[PROVIDED DATA start]

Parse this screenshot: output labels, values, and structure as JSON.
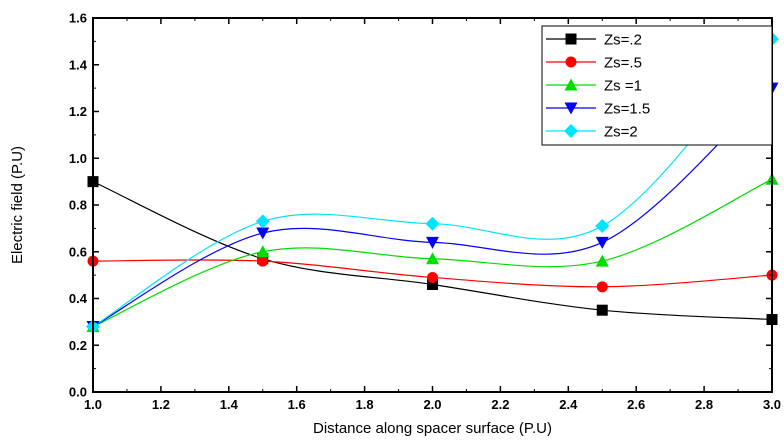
{
  "chart_data": {
    "type": "line",
    "title": "",
    "xlabel": "Distance along spacer surface (P.U)",
    "ylabel": "Electric field (P.U)",
    "xlim": [
      1.0,
      3.0
    ],
    "ylim": [
      0.0,
      1.6
    ],
    "x_ticks": [
      "1.0",
      "1.2",
      "1.4",
      "1.6",
      "1.8",
      "2.0",
      "2.2",
      "2.4",
      "2.6",
      "2.8",
      "3.0"
    ],
    "y_ticks": [
      "0.0",
      "0.2",
      "0.4",
      "0.6",
      "0.8",
      "1.0",
      "1.2",
      "1.4",
      "1.6"
    ],
    "grid": false,
    "legend_position": "top-right",
    "x": [
      1.0,
      1.5,
      2.0,
      2.5,
      3.0
    ],
    "series": [
      {
        "name": "Zs=.2",
        "color": "#000000",
        "marker": "square",
        "values": [
          0.9,
          0.57,
          0.46,
          0.35,
          0.31
        ]
      },
      {
        "name": "Zs=.5",
        "color": "#ff0000",
        "marker": "circle",
        "values": [
          0.56,
          0.56,
          0.49,
          0.45,
          0.5
        ]
      },
      {
        "name": "Zs =1",
        "color": "#00dd00",
        "marker": "triangle-up",
        "values": [
          0.28,
          0.6,
          0.57,
          0.56,
          0.91
        ]
      },
      {
        "name": "Zs=1.5",
        "color": "#0000ff",
        "marker": "triangle-down",
        "values": [
          0.28,
          0.68,
          0.64,
          0.64,
          1.3
        ]
      },
      {
        "name": "Zs=2",
        "color": "#00e5ff",
        "marker": "diamond",
        "values": [
          0.28,
          0.73,
          0.72,
          0.71,
          1.51
        ]
      }
    ]
  }
}
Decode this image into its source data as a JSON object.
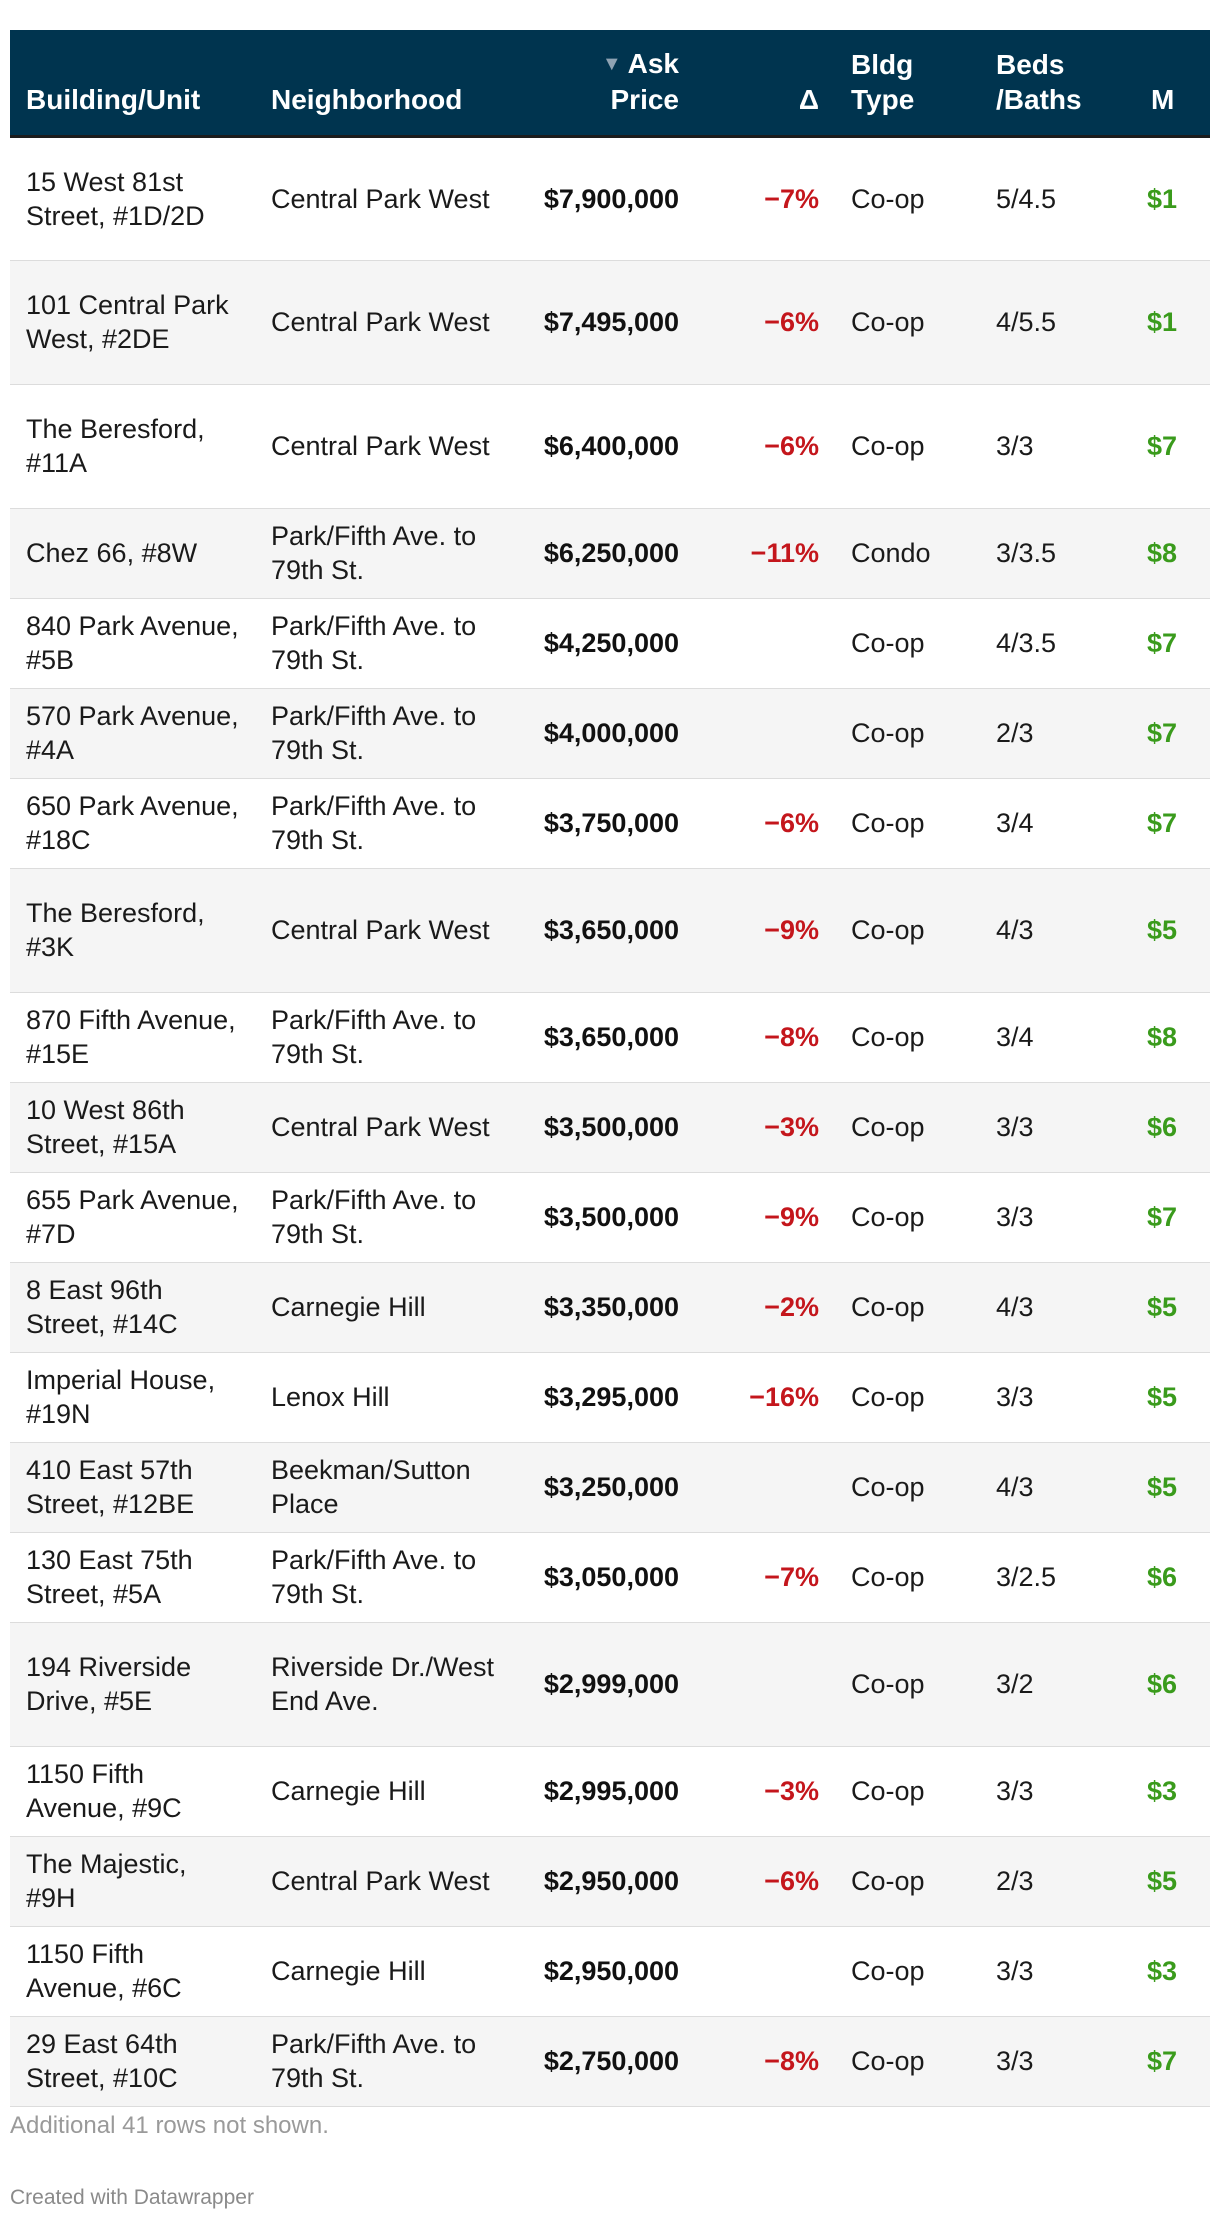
{
  "table": {
    "columns": [
      {
        "label": "Building/Unit"
      },
      {
        "label": "Neighborhood"
      },
      {
        "label": "Ask Price",
        "line1": "Ask",
        "line2": "Price",
        "sorted": "descending"
      },
      {
        "label": "Δ"
      },
      {
        "label": "Bldg Type",
        "line1": "Bldg",
        "line2": "Type"
      },
      {
        "label": "Beds /Baths",
        "line1": "Beds",
        "line2": "/Baths"
      },
      {
        "label": "M"
      }
    ],
    "rows": [
      {
        "building": "15 West 81st Street, #1D/2D",
        "neighborhood": "Central Park West",
        "ask": "$7,900,000",
        "delta": "−7%",
        "type": "Co-op",
        "beds": "5/4.5",
        "more": "$1"
      },
      {
        "building": "101 Central Park West, #2DE",
        "neighborhood": "Central Park West",
        "ask": "$7,495,000",
        "delta": "−6%",
        "type": "Co-op",
        "beds": "4/5.5",
        "more": "$1"
      },
      {
        "building": "The Beresford, #11A",
        "neighborhood": "Central Park West",
        "ask": "$6,400,000",
        "delta": "−6%",
        "type": "Co-op",
        "beds": "3/3",
        "more": "$7"
      },
      {
        "building": "Chez 66, #8W",
        "neighborhood": "Park/Fifth Ave. to 79th St.",
        "ask": "$6,250,000",
        "delta": "−11%",
        "type": "Condo",
        "beds": "3/3.5",
        "more": "$8"
      },
      {
        "building": "840 Park Avenue, #5B",
        "neighborhood": "Park/Fifth Ave. to 79th St.",
        "ask": "$4,250,000",
        "delta": "",
        "type": "Co-op",
        "beds": "4/3.5",
        "more": "$7"
      },
      {
        "building": "570 Park Avenue, #4A",
        "neighborhood": "Park/Fifth Ave. to 79th St.",
        "ask": "$4,000,000",
        "delta": "",
        "type": "Co-op",
        "beds": "2/3",
        "more": "$7"
      },
      {
        "building": "650 Park Avenue, #18C",
        "neighborhood": "Park/Fifth Ave. to 79th St.",
        "ask": "$3,750,000",
        "delta": "−6%",
        "type": "Co-op",
        "beds": "3/4",
        "more": "$7"
      },
      {
        "building": "The Beresford, #3K",
        "neighborhood": "Central Park West",
        "ask": "$3,650,000",
        "delta": "−9%",
        "type": "Co-op",
        "beds": "4/3",
        "more": "$5"
      },
      {
        "building": "870 Fifth Avenue, #15E",
        "neighborhood": "Park/Fifth Ave. to 79th St.",
        "ask": "$3,650,000",
        "delta": "−8%",
        "type": "Co-op",
        "beds": "3/4",
        "more": "$8"
      },
      {
        "building": "10 West 86th Street, #15A",
        "neighborhood": "Central Park West",
        "ask": "$3,500,000",
        "delta": "−3%",
        "type": "Co-op",
        "beds": "3/3",
        "more": "$6"
      },
      {
        "building": "655 Park Avenue, #7D",
        "neighborhood": "Park/Fifth Ave. to 79th St.",
        "ask": "$3,500,000",
        "delta": "−9%",
        "type": "Co-op",
        "beds": "3/3",
        "more": "$7"
      },
      {
        "building": "8 East 96th Street, #14C",
        "neighborhood": "Carnegie Hill",
        "ask": "$3,350,000",
        "delta": "−2%",
        "type": "Co-op",
        "beds": "4/3",
        "more": "$5"
      },
      {
        "building": "Imperial House, #19N",
        "neighborhood": "Lenox Hill",
        "ask": "$3,295,000",
        "delta": "−16%",
        "type": "Co-op",
        "beds": "3/3",
        "more": "$5"
      },
      {
        "building": "410 East 57th Street, #12BE",
        "neighborhood": "Beekman/Sutton Place",
        "ask": "$3,250,000",
        "delta": "",
        "type": "Co-op",
        "beds": "4/3",
        "more": "$5"
      },
      {
        "building": "130 East 75th Street, #5A",
        "neighborhood": "Park/Fifth Ave. to 79th St.",
        "ask": "$3,050,000",
        "delta": "−7%",
        "type": "Co-op",
        "beds": "3/2.5",
        "more": "$6"
      },
      {
        "building": "194 Riverside Drive, #5E",
        "neighborhood": "Riverside Dr./West End Ave.",
        "ask": "$2,999,000",
        "delta": "",
        "type": "Co-op",
        "beds": "3/2",
        "more": "$6"
      },
      {
        "building": "1150 Fifth Avenue, #9C",
        "neighborhood": "Carnegie Hill",
        "ask": "$2,995,000",
        "delta": "−3%",
        "type": "Co-op",
        "beds": "3/3",
        "more": "$3"
      },
      {
        "building": "The Majestic, #9H",
        "neighborhood": "Central Park West",
        "ask": "$2,950,000",
        "delta": "−6%",
        "type": "Co-op",
        "beds": "2/3",
        "more": "$5"
      },
      {
        "building": "1150 Fifth Avenue, #6C",
        "neighborhood": "Carnegie Hill",
        "ask": "$2,950,000",
        "delta": "",
        "type": "Co-op",
        "beds": "3/3",
        "more": "$3"
      },
      {
        "building": "29 East 64th Street, #10C",
        "neighborhood": "Park/Fifth Ave. to 79th St.",
        "ask": "$2,750,000",
        "delta": "−8%",
        "type": "Co-op",
        "beds": "3/3",
        "more": "$7"
      }
    ]
  },
  "footer": {
    "note": "Additional 41 rows not shown.",
    "credit": "Created with Datawrapper"
  },
  "colors": {
    "header_bg": "#00344f",
    "negative": "#c4161c",
    "positive": "#3a9b1c"
  }
}
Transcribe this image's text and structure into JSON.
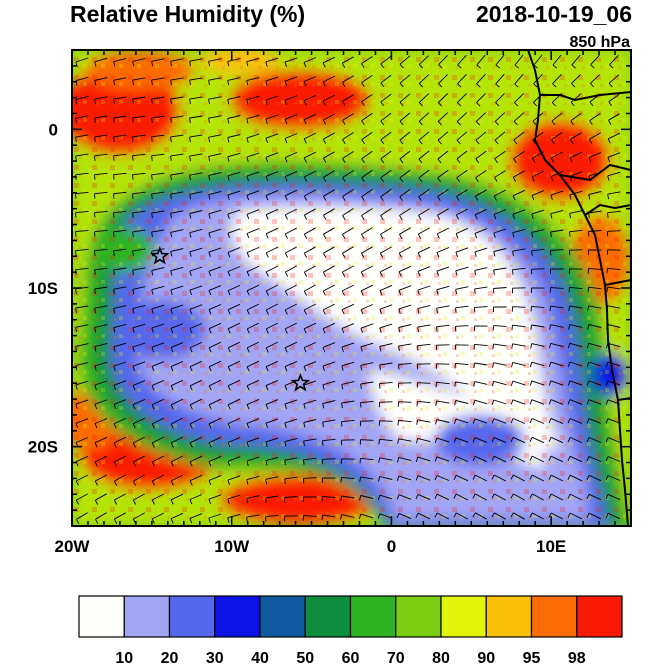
{
  "chart_data": {
    "type": "heatmap",
    "title": "Relative Humidity (%)",
    "date": "2018-10-19_06",
    "level": "850 hPa",
    "x_ticks": [
      {
        "value": -20,
        "label": "20W"
      },
      {
        "value": -10,
        "label": "10W"
      },
      {
        "value": 0,
        "label": "0"
      },
      {
        "value": 10,
        "label": "10E"
      }
    ],
    "y_ticks": [
      {
        "value": 0,
        "label": "0"
      },
      {
        "value": -10,
        "label": "10S"
      },
      {
        "value": -20,
        "label": "20S"
      }
    ],
    "xlim": [
      -20,
      15
    ],
    "ylim": [
      -25,
      5
    ],
    "overlays": [
      "wind barbs",
      "coastlines",
      "country borders"
    ],
    "markers": [
      {
        "lon": -14.5,
        "lat": -8.0,
        "symbol": "star"
      },
      {
        "lon": -5.7,
        "lat": -16.0,
        "symbol": "star"
      }
    ],
    "colorbar": {
      "labels": [
        "10",
        "20",
        "30",
        "40",
        "50",
        "60",
        "70",
        "80",
        "90",
        "95",
        "98"
      ],
      "colors": [
        "#fefefa",
        "#a2a5f4",
        "#5468ee",
        "#0c13e6",
        "#10599e",
        "#0c8e3e",
        "#2eb422",
        "#7ccd14",
        "#e3f50a",
        "#f8c107",
        "#fb6c04",
        "#fa1a06"
      ]
    }
  }
}
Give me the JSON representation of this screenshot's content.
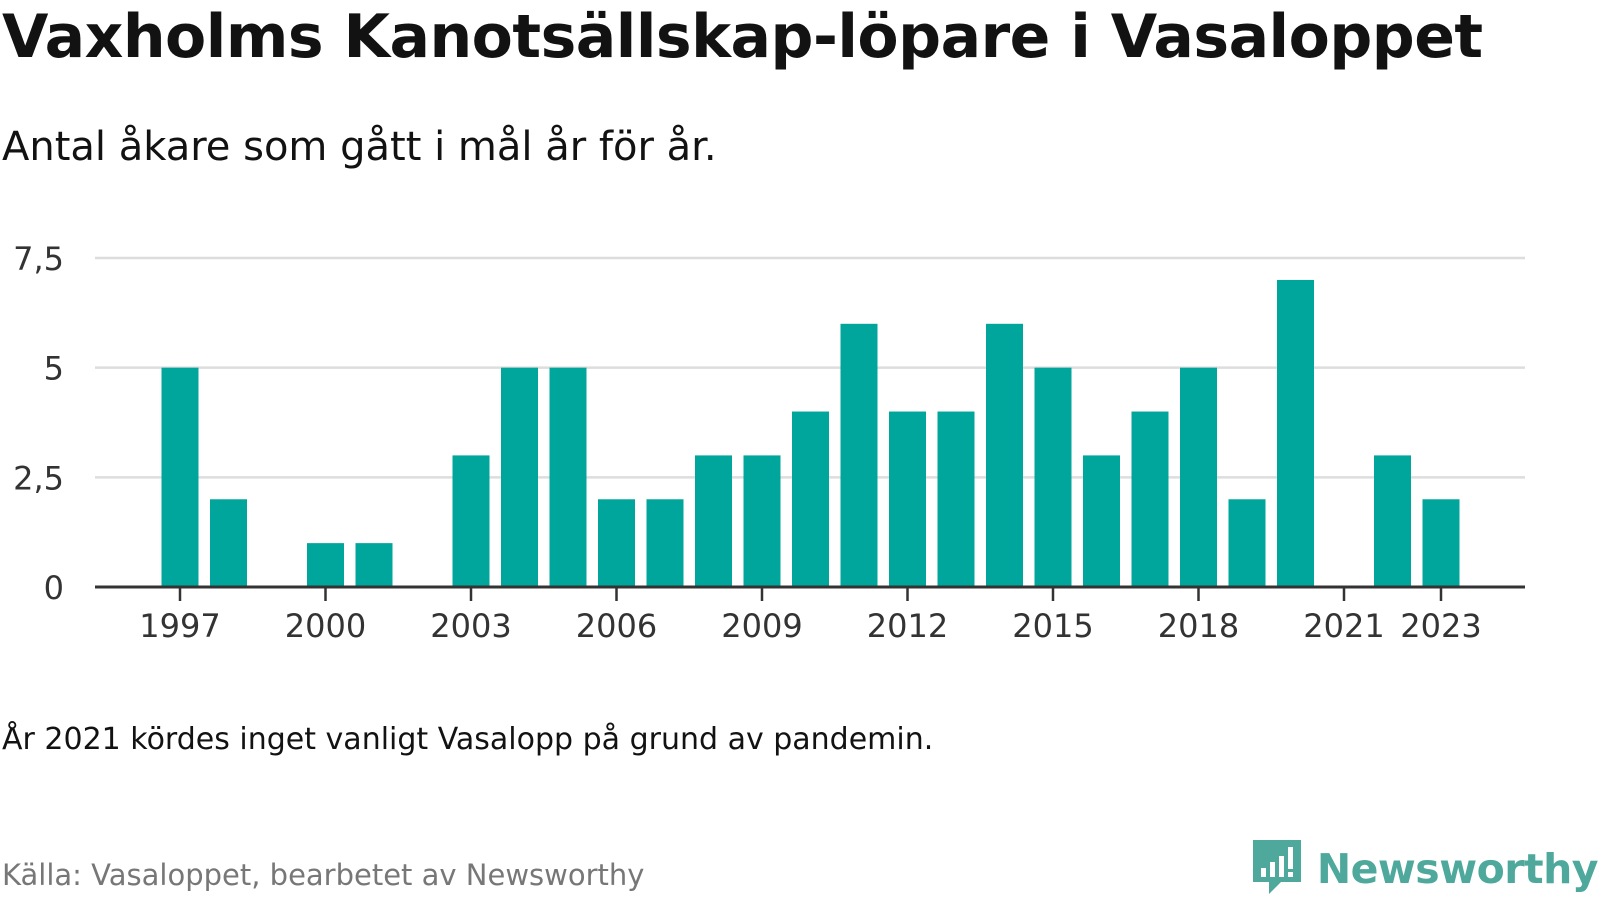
{
  "title": "Vaxholms Kanotsällskap-löpare i Vasaloppet",
  "subtitle": "Antal åkare som gått i mål år för år.",
  "note": "År 2021 kördes inget vanligt Vasalopp på grund av pandemin.",
  "source": "Källa: Vasaloppet, bearbetet av Newsworthy",
  "brand": {
    "name": "Newsworthy",
    "icon": "newsworthy-logo-icon",
    "color": "#4fa89c"
  },
  "colors": {
    "bar": "#00a59b",
    "grid": "#dddddd",
    "axis": "#333333",
    "tick_text": "#333333"
  },
  "chart_data": {
    "type": "bar",
    "x": [
      1997,
      1998,
      1999,
      2000,
      2001,
      2002,
      2003,
      2004,
      2005,
      2006,
      2007,
      2008,
      2009,
      2010,
      2011,
      2012,
      2013,
      2014,
      2015,
      2016,
      2017,
      2018,
      2019,
      2020,
      2021,
      2022,
      2023
    ],
    "values": [
      5,
      2,
      0,
      1,
      1,
      0,
      3,
      5,
      5,
      2,
      2,
      3,
      3,
      4,
      6,
      4,
      4,
      6,
      5,
      3,
      4,
      5,
      2,
      7,
      0,
      3,
      2
    ],
    "x_tick_labels": [
      "1997",
      "2000",
      "2003",
      "2006",
      "2009",
      "2012",
      "2015",
      "2018",
      "2021",
      "2023"
    ],
    "y_tick_values": [
      0,
      2.5,
      5,
      7.5
    ],
    "y_tick_labels": [
      "0",
      "2,5",
      "5",
      "7,5"
    ],
    "ylim": [
      0,
      7.5
    ],
    "xlabel": "",
    "ylabel": "",
    "grid": true,
    "legend": false
  }
}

[PROVIDED DATA end]

SHORT EXERCISE:
Among the lines of the material, find those that hold the word "Beresford" and copy them.

FULL RESPONSE:
        "building": "The Beresford, #11A",
        "building": "The Beresford, #3K",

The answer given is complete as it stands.